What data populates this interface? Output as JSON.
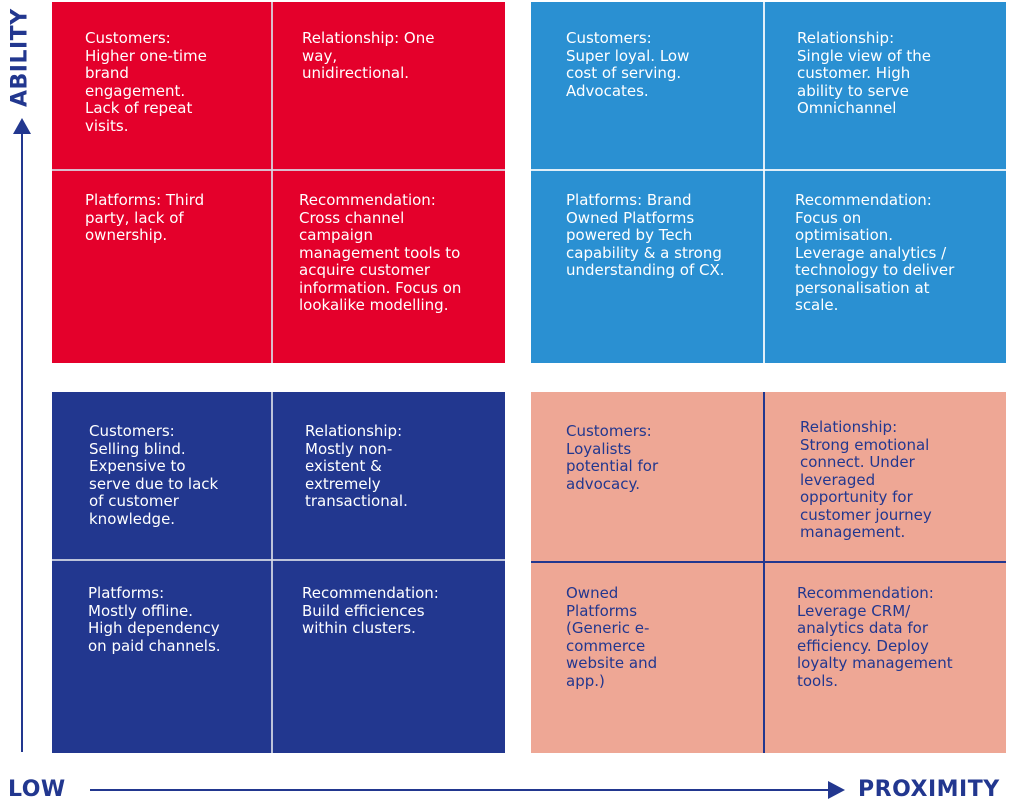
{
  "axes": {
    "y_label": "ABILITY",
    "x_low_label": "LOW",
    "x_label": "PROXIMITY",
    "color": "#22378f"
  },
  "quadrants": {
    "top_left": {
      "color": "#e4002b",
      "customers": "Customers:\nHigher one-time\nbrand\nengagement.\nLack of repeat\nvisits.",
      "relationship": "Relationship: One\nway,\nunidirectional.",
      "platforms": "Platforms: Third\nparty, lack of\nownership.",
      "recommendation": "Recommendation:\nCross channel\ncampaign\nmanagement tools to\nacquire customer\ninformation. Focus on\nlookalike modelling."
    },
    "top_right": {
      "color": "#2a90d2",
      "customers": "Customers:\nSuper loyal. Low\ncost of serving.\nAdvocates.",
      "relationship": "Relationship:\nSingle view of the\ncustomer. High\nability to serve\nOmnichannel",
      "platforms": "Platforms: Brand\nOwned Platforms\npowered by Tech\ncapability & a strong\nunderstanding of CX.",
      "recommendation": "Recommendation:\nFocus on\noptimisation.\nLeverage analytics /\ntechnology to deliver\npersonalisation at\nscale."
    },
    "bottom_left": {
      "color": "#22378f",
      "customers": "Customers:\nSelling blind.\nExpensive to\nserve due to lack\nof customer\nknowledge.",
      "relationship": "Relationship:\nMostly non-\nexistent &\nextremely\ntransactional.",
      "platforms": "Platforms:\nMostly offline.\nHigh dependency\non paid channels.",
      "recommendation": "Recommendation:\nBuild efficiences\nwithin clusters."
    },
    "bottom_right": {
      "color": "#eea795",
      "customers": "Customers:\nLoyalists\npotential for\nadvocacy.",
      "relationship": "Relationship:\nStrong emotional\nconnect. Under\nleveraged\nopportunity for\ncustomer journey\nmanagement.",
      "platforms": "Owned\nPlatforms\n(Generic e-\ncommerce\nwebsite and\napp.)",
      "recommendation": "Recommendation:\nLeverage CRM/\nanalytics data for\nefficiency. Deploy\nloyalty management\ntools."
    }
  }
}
※ ※ ※
Retype the data above exactly; pictures are not part of the copy.

Exercise result -
What data populates this interface? Output as JSON.
{
  "axes": {
    "y_label": "ABILITY",
    "x_low_label": "LOW",
    "x_label": "PROXIMITY",
    "color": "#22378f"
  },
  "quadrants": {
    "top_left": {
      "color": "#e4002b",
      "customers": "Customers:\nHigher one-time\nbrand\nengagement.\nLack of repeat\nvisits.",
      "relationship": "Relationship: One\nway,\nunidirectional.",
      "platforms": "Platforms: Third\nparty, lack of\nownership.",
      "recommendation": "Recommendation:\nCross channel\ncampaign\nmanagement tools to\nacquire customer\ninformation. Focus on\nlookalike modelling."
    },
    "top_right": {
      "color": "#2a90d2",
      "customers": "Customers:\nSuper loyal. Low\ncost of serving.\nAdvocates.",
      "relationship": "Relationship:\nSingle view of the\ncustomer. High\nability to serve\nOmnichannel",
      "platforms": "Platforms: Brand\nOwned Platforms\npowered by Tech\ncapability & a strong\nunderstanding of CX.",
      "recommendation": "Recommendation:\nFocus on\noptimisation.\nLeverage analytics /\ntechnology to deliver\npersonalisation at\nscale."
    },
    "bottom_left": {
      "color": "#22378f",
      "customers": "Customers:\nSelling blind.\nExpensive to\nserve due to lack\nof customer\nknowledge.",
      "relationship": "Relationship:\nMostly non-\nexistent &\nextremely\ntransactional.",
      "platforms": "Platforms:\nMostly offline.\nHigh dependency\non paid channels.",
      "recommendation": "Recommendation:\nBuild efficiences\nwithin clusters."
    },
    "bottom_right": {
      "color": "#eea795",
      "customers": "Customers:\nLoyalists\npotential for\nadvocacy.",
      "relationship": "Relationship:\nStrong emotional\nconnect. Under\nleveraged\nopportunity for\ncustomer journey\nmanagement.",
      "platforms": "Owned\nPlatforms\n(Generic e-\ncommerce\nwebsite and\napp.)",
      "recommendation": "Recommendation:\nLeverage CRM/\nanalytics data for\nefficiency. Deploy\nloyalty management\ntools."
    }
  }
}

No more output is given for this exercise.